Work to be completed:
Reproduce the listing below in full and without alteration, apart from its pictures.
Start
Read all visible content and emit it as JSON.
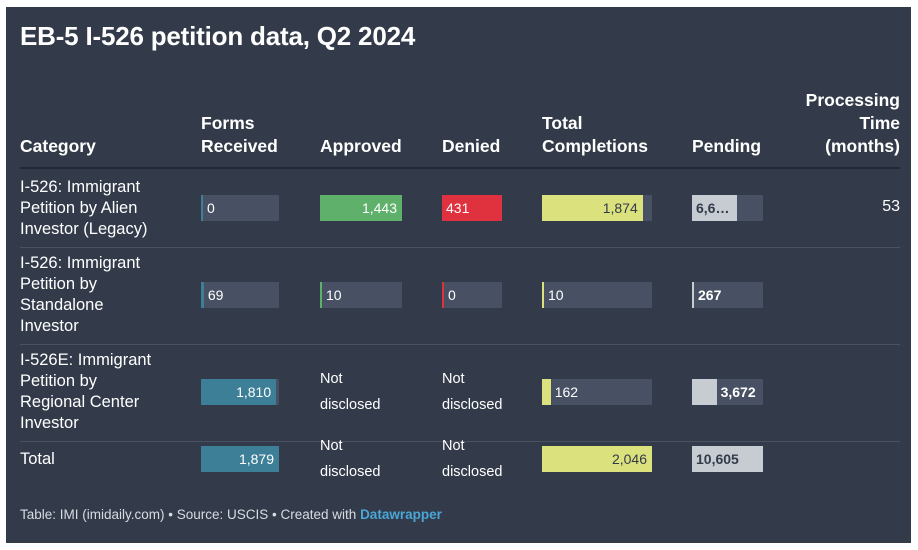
{
  "title": "EB-5 I-526 petition data, Q2 2024",
  "colors": {
    "background": "#333b4a",
    "bar_bg": "#485163",
    "received": "#3c7f97",
    "approved": "#5fb06a",
    "denied": "#e0313f",
    "completions": "#dbe17c",
    "pending": "#c7ccd2"
  },
  "columns": {
    "category": "Category",
    "forms_received": [
      "Forms",
      "Received"
    ],
    "approved": "Approved",
    "denied": "Denied",
    "total_completions": [
      "Total",
      "Completions"
    ],
    "pending": "Pending",
    "processing_time": [
      "Processing",
      "Time",
      "(months)"
    ]
  },
  "not_disclosed": [
    "Not",
    "disclosed"
  ],
  "chart_data": {
    "type": "table",
    "title": "EB-5 I-526 petition data, Q2 2024",
    "scale_max": {
      "forms_received": 1879,
      "approved": 1443,
      "denied": 431,
      "total_completions": 2046,
      "pending": 10605
    },
    "rows": [
      {
        "category": [
          "I-526: Immigrant",
          "Petition by Alien",
          "Investor (Legacy)"
        ],
        "forms_received": 0,
        "forms_received_label": "0",
        "approved": 1443,
        "approved_label": "1,443",
        "denied": 431,
        "denied_label": "431",
        "total_completions": 1874,
        "total_completions_label": "1,874",
        "pending": 6666,
        "pending_label": "6,6…",
        "processing_time": "53"
      },
      {
        "category": [
          "I-526: Immigrant",
          "Petition by",
          "Standalone",
          "Investor"
        ],
        "forms_received": 69,
        "forms_received_label": "69",
        "approved": 10,
        "approved_label": "10",
        "denied": 0,
        "denied_label": "0",
        "total_completions": 10,
        "total_completions_label": "10",
        "pending": 267,
        "pending_label": "267",
        "processing_time": ""
      },
      {
        "category": [
          "I-526E: Immigrant",
          "Petition by",
          "Regional Center",
          "Investor"
        ],
        "forms_received": 1810,
        "forms_received_label": "1,810",
        "approved": null,
        "approved_label": "",
        "denied": null,
        "denied_label": "",
        "total_completions": 162,
        "total_completions_label": "162",
        "pending": 3672,
        "pending_label": "3,672",
        "processing_time": ""
      },
      {
        "category": [
          "Total"
        ],
        "forms_received": 1879,
        "forms_received_label": "1,879",
        "approved": null,
        "approved_label": "",
        "denied": null,
        "denied_label": "",
        "total_completions": 2046,
        "total_completions_label": "2,046",
        "pending": 10605,
        "pending_label": "10,605",
        "processing_time": ""
      }
    ]
  },
  "footer": {
    "text": "Table: IMI (imidaily.com) • Source: USCIS • Created with ",
    "link": "Datawrapper"
  }
}
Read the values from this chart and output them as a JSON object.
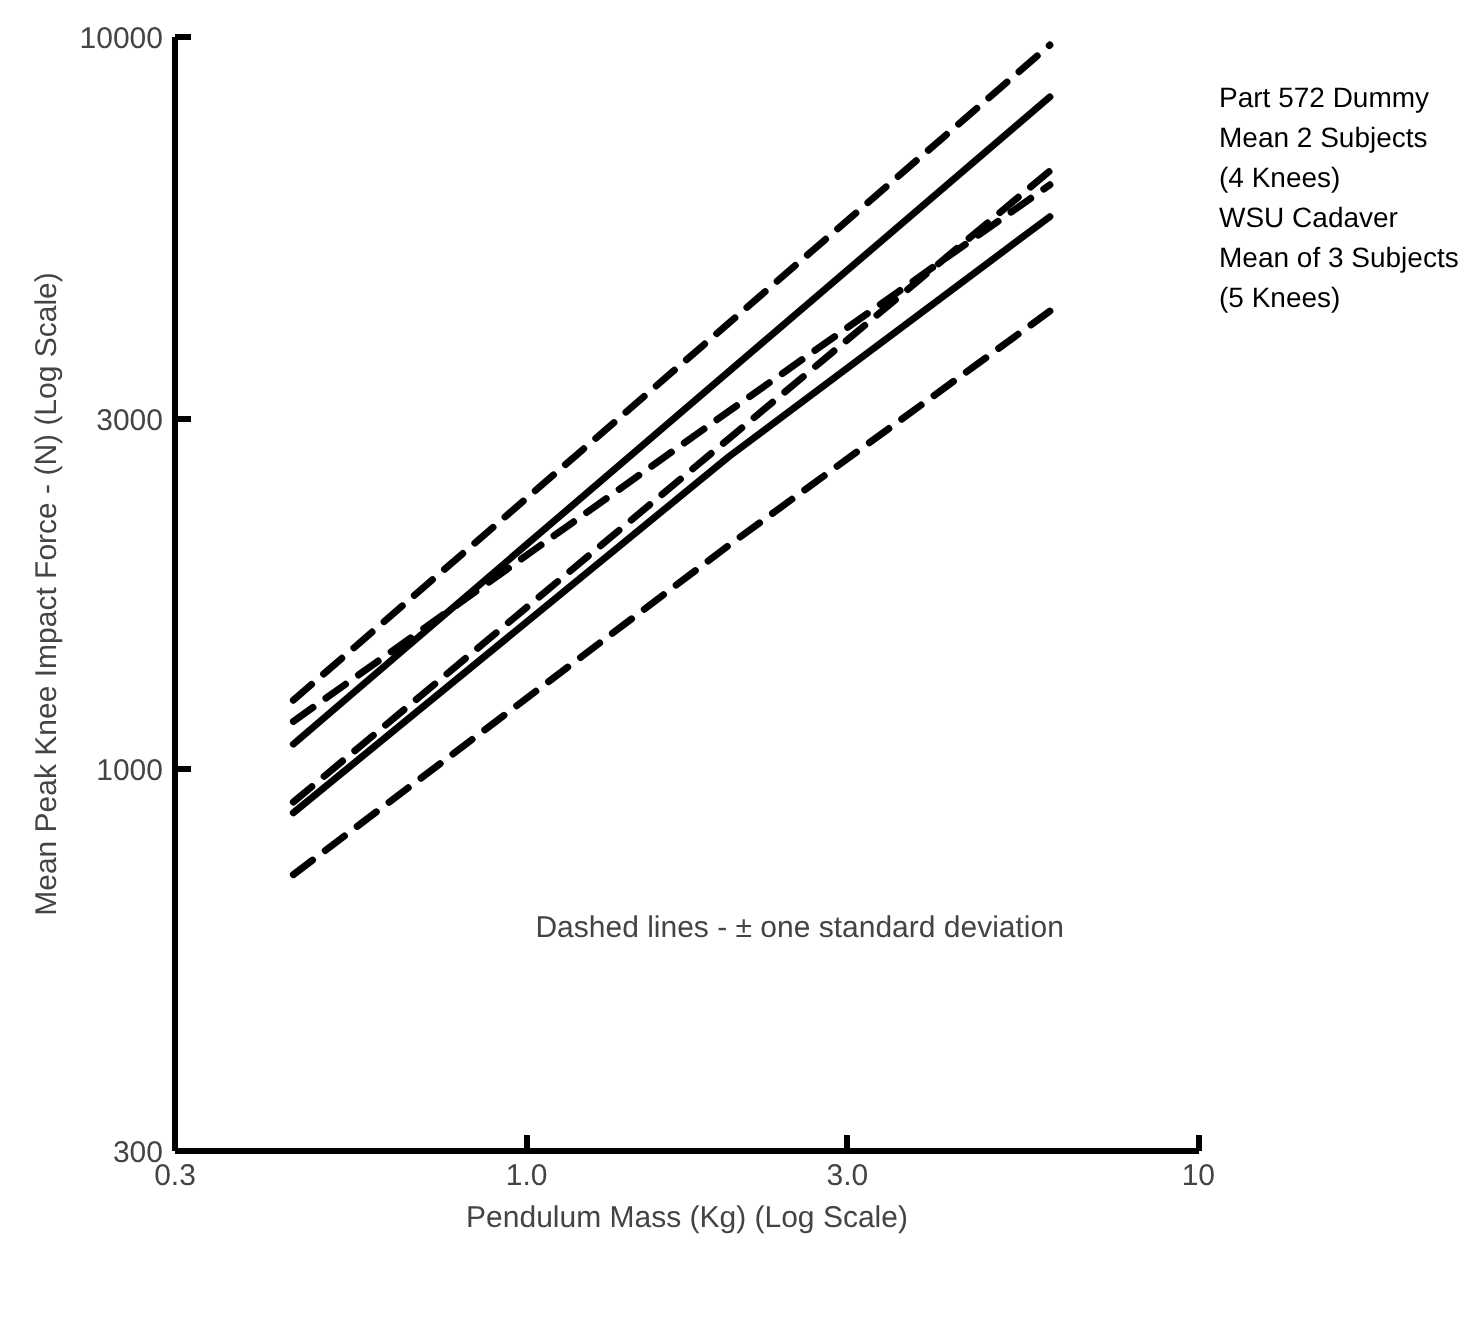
{
  "chart_data": {
    "type": "line",
    "xlabel": "Pendulum Mass (Kg) (Log Scale)",
    "ylabel": "Mean Peak Knee Impact Force - (N) (Log Scale)",
    "log": "xy",
    "grid": false,
    "marker": "none",
    "xlim": [
      0.3,
      10
    ],
    "ylim": [
      300,
      10000
    ],
    "xticks": [
      {
        "value": 0.3,
        "label": "0.3"
      },
      {
        "value": 1,
        "label": "1.0"
      },
      {
        "value": 3,
        "label": "3.0"
      },
      10
    ],
    "yticks": [
      300,
      1000,
      3000,
      10000
    ],
    "series": [
      {
        "color": "#000000",
        "line_style": "dashed",
        "x": [
          0.45,
          6.0
        ],
        "values": [
          1240,
          9750
        ]
      },
      {
        "name": "Part 572 Dummy\nMean 2 Subjects\n(4 Knees)",
        "color": "#000000",
        "line_style": "solid",
        "x": [
          0.45,
          6.0
        ],
        "values": [
          1080,
          8280
        ]
      },
      {
        "color": "#000000",
        "line_style": "dashed",
        "x": [
          0.45,
          6.0
        ],
        "values": [
          900,
          6560
        ]
      },
      {
        "color": "#000000",
        "line_style": "dashed",
        "x": [
          0.45,
          2.0,
          6.0
        ],
        "values": [
          1160,
          3080,
          6280
        ]
      },
      {
        "name": "WSU Cadaver\nMean of 3 Subjects\n(5 Knees)",
        "color": "#000000",
        "line_style": "solid",
        "x": [
          0.45,
          2.0,
          6.0
        ],
        "values": [
          870,
          2670,
          5680
        ]
      },
      {
        "color": "#000000",
        "line_style": "dashed",
        "x": [
          0.45,
          2.0,
          6.0
        ],
        "values": [
          716,
          2020,
          4220
        ]
      }
    ],
    "annotations": [
      "Dashed lines - ± one standard deviation"
    ]
  }
}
End
Written response:
Read all visible content and emit it as JSON.
{
  "title": "EB-5 I-526 petition data, Q2 2024",
  "colors": {
    "background": "#333b4a",
    "bar_bg": "#485163",
    "received": "#3c7f97",
    "approved": "#5fb06a",
    "denied": "#e0313f",
    "completions": "#dbe17c",
    "pending": "#c7ccd2"
  },
  "columns": {
    "category": "Category",
    "forms_received": [
      "Forms",
      "Received"
    ],
    "approved": "Approved",
    "denied": "Denied",
    "total_completions": [
      "Total",
      "Completions"
    ],
    "pending": "Pending",
    "processing_time": [
      "Processing",
      "Time",
      "(months)"
    ]
  },
  "not_disclosed": [
    "Not",
    "disclosed"
  ],
  "chart_data": {
    "type": "table",
    "title": "EB-5 I-526 petition data, Q2 2024",
    "scale_max": {
      "forms_received": 1879,
      "approved": 1443,
      "denied": 431,
      "total_completions": 2046,
      "pending": 10605
    },
    "rows": [
      {
        "category": [
          "I-526: Immigrant",
          "Petition by Alien",
          "Investor (Legacy)"
        ],
        "forms_received": 0,
        "forms_received_label": "0",
        "approved": 1443,
        "approved_label": "1,443",
        "denied": 431,
        "denied_label": "431",
        "total_completions": 1874,
        "total_completions_label": "1,874",
        "pending": 6666,
        "pending_label": "6,6…",
        "processing_time": "53"
      },
      {
        "category": [
          "I-526: Immigrant",
          "Petition by",
          "Standalone",
          "Investor"
        ],
        "forms_received": 69,
        "forms_received_label": "69",
        "approved": 10,
        "approved_label": "10",
        "denied": 0,
        "denied_label": "0",
        "total_completions": 10,
        "total_completions_label": "10",
        "pending": 267,
        "pending_label": "267",
        "processing_time": ""
      },
      {
        "category": [
          "I-526E: Immigrant",
          "Petition by",
          "Regional Center",
          "Investor"
        ],
        "forms_received": 1810,
        "forms_received_label": "1,810",
        "approved": null,
        "approved_label": "",
        "denied": null,
        "denied_label": "",
        "total_completions": 162,
        "total_completions_label": "162",
        "pending": 3672,
        "pending_label": "3,672",
        "processing_time": ""
      },
      {
        "category": [
          "Total"
        ],
        "forms_received": 1879,
        "forms_received_label": "1,879",
        "approved": null,
        "approved_label": "",
        "denied": null,
        "denied_label": "",
        "total_completions": 2046,
        "total_completions_label": "2,046",
        "pending": 10605,
        "pending_label": "10,605",
        "processing_time": ""
      }
    ]
  },
  "footer": {
    "text": "Table: IMI (imidaily.com) • Source: USCIS • Created with ",
    "link": "Datawrapper"
  }
}
Read the values from this chart and output them as a JSON object.
{
  "chart_data": {
    "type": "line",
    "xlabel": "Pendulum Mass (Kg) (Log Scale)",
    "ylabel": "Mean Peak Knee Impact Force - (N) (Log Scale)",
    "log": "xy",
    "grid": false,
    "marker": "none",
    "xlim": [
      0.3,
      10
    ],
    "ylim": [
      300,
      10000
    ],
    "xticks": [
      {
        "value": 0.3,
        "label": "0.3"
      },
      {
        "value": 1,
        "label": "1.0"
      },
      {
        "value": 3,
        "label": "3.0"
      },
      10
    ],
    "yticks": [
      300,
      1000,
      3000,
      10000
    ],
    "series": [
      {
        "color": "#000000",
        "line_style": "dashed",
        "x": [
          0.45,
          6.0
        ],
        "values": [
          1240,
          9750
        ]
      },
      {
        "name": "Part 572 Dummy\nMean 2 Subjects\n(4 Knees)",
        "color": "#000000",
        "line_style": "solid",
        "x": [
          0.45,
          6.0
        ],
        "values": [
          1080,
          8280
        ]
      },
      {
        "color": "#000000",
        "line_style": "dashed",
        "x": [
          0.45,
          6.0
        ],
        "values": [
          900,
          6560
        ]
      },
      {
        "color": "#000000",
        "line_style": "dashed",
        "x": [
          0.45,
          2.0,
          6.0
        ],
        "values": [
          1160,
          3080,
          6280
        ]
      },
      {
        "name": "WSU Cadaver\nMean of 3 Subjects\n(5 Knees)",
        "color": "#000000",
        "line_style": "solid",
        "x": [
          0.45,
          2.0,
          6.0
        ],
        "values": [
          870,
          2670,
          5680
        ]
      },
      {
        "color": "#000000",
        "line_style": "dashed",
        "x": [
          0.45,
          2.0,
          6.0
        ],
        "values": [
          716,
          2020,
          4220
        ]
      }
    ],
    "annotations": [
      "Dashed lines - ± one standard deviation"
    ]
  }
}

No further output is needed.